Socorro:DowntimePostmortem

From MozillaWiki
Jump to: navigation, search

Agenda

Background

  • Thursday's downtime:
    • bug 600998
    • Root cause: traffic? (how sure are we?)
    • Exactly what changes were made to address?
    • How long will these changes tide us over?
  • Today's downtime:
    • bug 601625
    • Compaction during peak hours
    • Concern over IO problems on the boxes
    • Collectors at capacity (added two more in bug 601622 - thanks IT for fast action)

Future

  • Discussion of traffic numbers (dre)
  • What else do we need to do to keep things ticking over before PHX?
  • Is PHX hardware going to be sufficient?
  • What's the growth plan?
  • What else do we need to do?

Actions

  1. Create a script to schedule compactions. Non automatic compactions have some issues so we need to cleanup manually. (dre)
  2. Add a nagios monitor on the compactionQueueSize (dre, aravind)
  3. Continue plans to upgrade to 0.89 (rhelmer, xstevens testing on research cluster)
  4. Hire {one, some} HBase Ops Engineer(s) (everybody)
  5. Pull hadoop{29,30} from the research cluster, reformat, reinstall, and add to production (dre?)
    1. These boxes don't use RAID5. A subpoint is: profile them once in prod to see if they perform better. If so, reformat and reimage rest of prod to not use RAID5. (dre, stack)
  6. Forensics on ganglia metrics from this morning to see if there are any other issues we need to deal with (dre, stack)
  7. Review fallback storage requirements and plan (laura)

• [Excerpted records]:
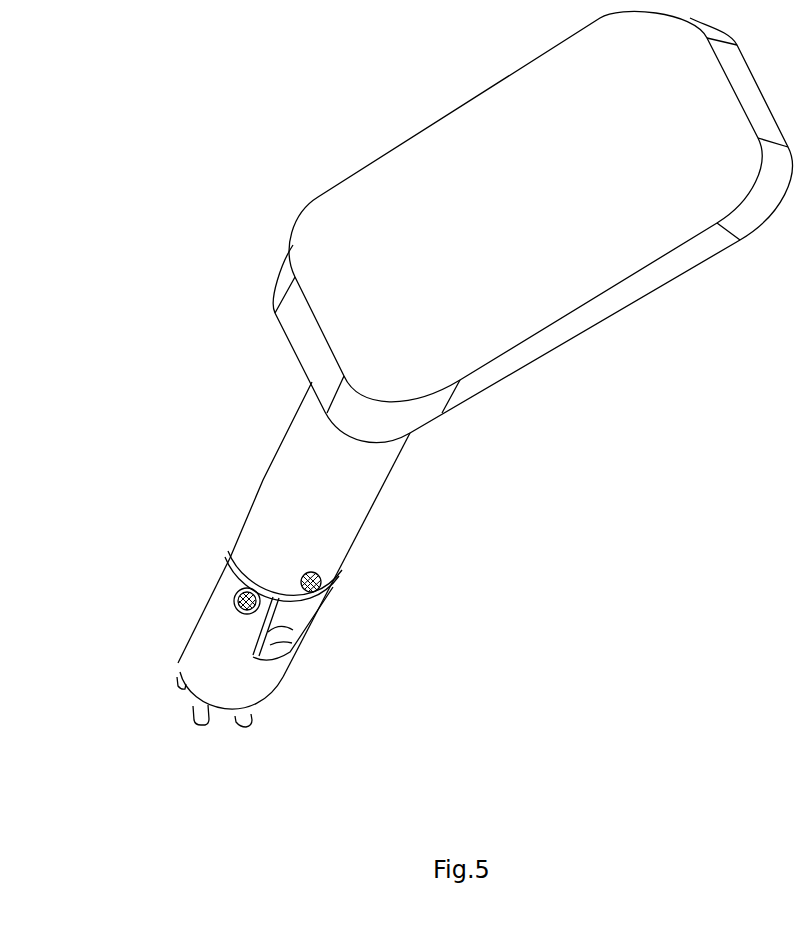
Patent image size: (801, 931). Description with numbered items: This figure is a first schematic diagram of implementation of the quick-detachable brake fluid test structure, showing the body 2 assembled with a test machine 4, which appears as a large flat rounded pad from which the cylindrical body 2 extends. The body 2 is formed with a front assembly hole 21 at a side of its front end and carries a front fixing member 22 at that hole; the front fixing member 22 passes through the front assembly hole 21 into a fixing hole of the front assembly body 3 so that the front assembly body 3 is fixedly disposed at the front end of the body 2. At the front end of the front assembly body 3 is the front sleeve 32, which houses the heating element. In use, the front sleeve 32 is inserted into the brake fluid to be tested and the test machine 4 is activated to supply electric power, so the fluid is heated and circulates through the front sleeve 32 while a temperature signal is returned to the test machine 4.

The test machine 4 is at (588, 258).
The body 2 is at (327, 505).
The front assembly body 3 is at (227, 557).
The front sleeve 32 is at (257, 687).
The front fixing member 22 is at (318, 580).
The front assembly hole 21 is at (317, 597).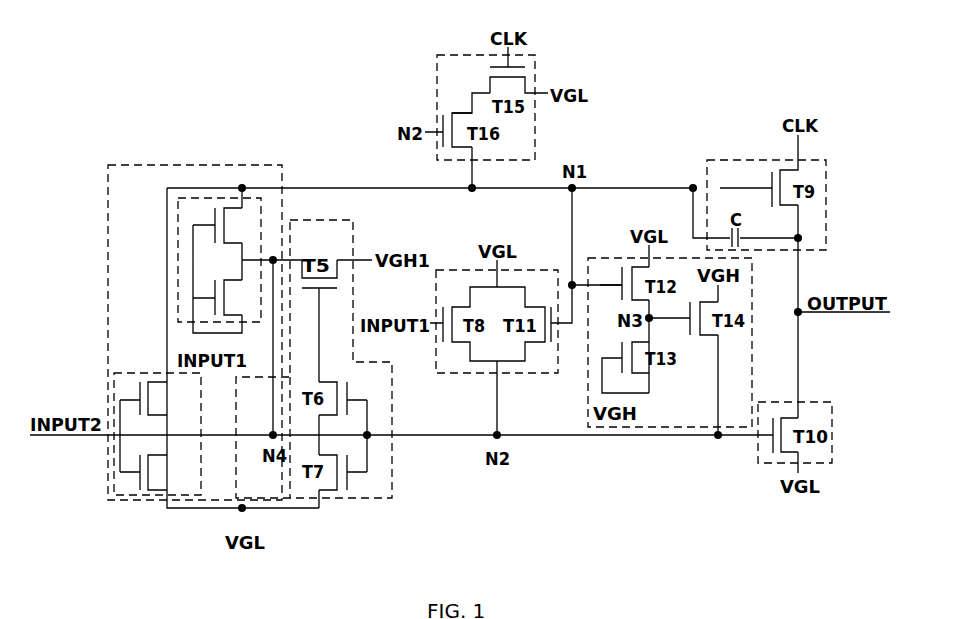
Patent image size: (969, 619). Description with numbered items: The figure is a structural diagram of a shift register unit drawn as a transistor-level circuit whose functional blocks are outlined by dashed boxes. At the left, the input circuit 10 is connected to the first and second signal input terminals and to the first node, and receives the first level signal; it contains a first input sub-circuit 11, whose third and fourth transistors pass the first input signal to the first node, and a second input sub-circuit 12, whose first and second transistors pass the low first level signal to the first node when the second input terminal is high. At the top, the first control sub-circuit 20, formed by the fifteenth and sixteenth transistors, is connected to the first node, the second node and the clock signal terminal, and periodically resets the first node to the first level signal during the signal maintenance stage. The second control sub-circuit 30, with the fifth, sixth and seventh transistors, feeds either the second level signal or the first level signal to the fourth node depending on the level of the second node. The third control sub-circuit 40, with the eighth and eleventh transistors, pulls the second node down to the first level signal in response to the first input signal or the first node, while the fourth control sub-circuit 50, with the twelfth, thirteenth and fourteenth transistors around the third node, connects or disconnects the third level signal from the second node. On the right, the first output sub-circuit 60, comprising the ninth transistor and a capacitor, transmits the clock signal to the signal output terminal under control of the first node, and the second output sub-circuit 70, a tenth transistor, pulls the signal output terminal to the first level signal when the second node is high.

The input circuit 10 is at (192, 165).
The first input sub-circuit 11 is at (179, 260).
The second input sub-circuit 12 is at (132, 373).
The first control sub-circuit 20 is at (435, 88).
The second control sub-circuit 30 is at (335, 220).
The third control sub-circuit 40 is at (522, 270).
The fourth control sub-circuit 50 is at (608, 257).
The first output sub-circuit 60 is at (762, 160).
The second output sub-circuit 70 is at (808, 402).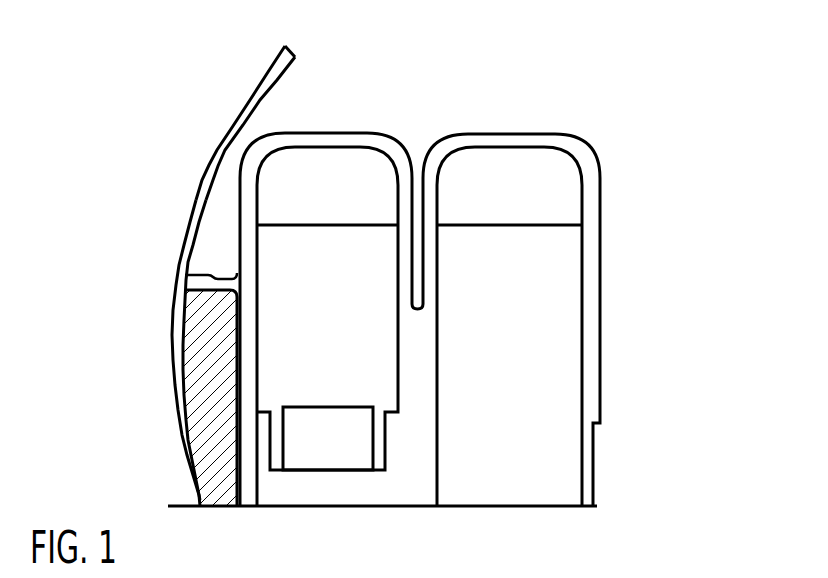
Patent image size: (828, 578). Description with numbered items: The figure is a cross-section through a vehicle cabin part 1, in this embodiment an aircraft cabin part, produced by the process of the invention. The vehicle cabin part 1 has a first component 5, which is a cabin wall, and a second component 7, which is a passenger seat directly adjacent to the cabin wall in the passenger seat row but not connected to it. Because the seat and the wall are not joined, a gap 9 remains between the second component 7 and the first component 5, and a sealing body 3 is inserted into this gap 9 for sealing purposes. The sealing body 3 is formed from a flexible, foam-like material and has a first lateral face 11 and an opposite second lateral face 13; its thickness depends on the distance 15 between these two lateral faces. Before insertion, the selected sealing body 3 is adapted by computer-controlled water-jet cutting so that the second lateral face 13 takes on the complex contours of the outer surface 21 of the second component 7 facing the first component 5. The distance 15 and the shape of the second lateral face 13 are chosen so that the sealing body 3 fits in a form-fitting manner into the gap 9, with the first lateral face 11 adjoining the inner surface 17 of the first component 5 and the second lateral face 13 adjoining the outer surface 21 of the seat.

• [Exercise brief]:
Copy the Socorro downtime postmortem text, starting at "1. These boxes" and ending at "and plan (laura)", and rename "RAID5" as "RAID6" wherever it occurs.

• [Answer for the task]:
1. These boxes don't use RAID6. A subpoint is: profile them once in prod to see if they perform better. If so, reformat and reimage rest of prod to not use RAID6. (dre, stack)
  6. Forensics on ganglia metrics from this morning to see if there are any other issues we need to deal with (dre, stack)
  7. Review fallback storage requirements and plan (laura)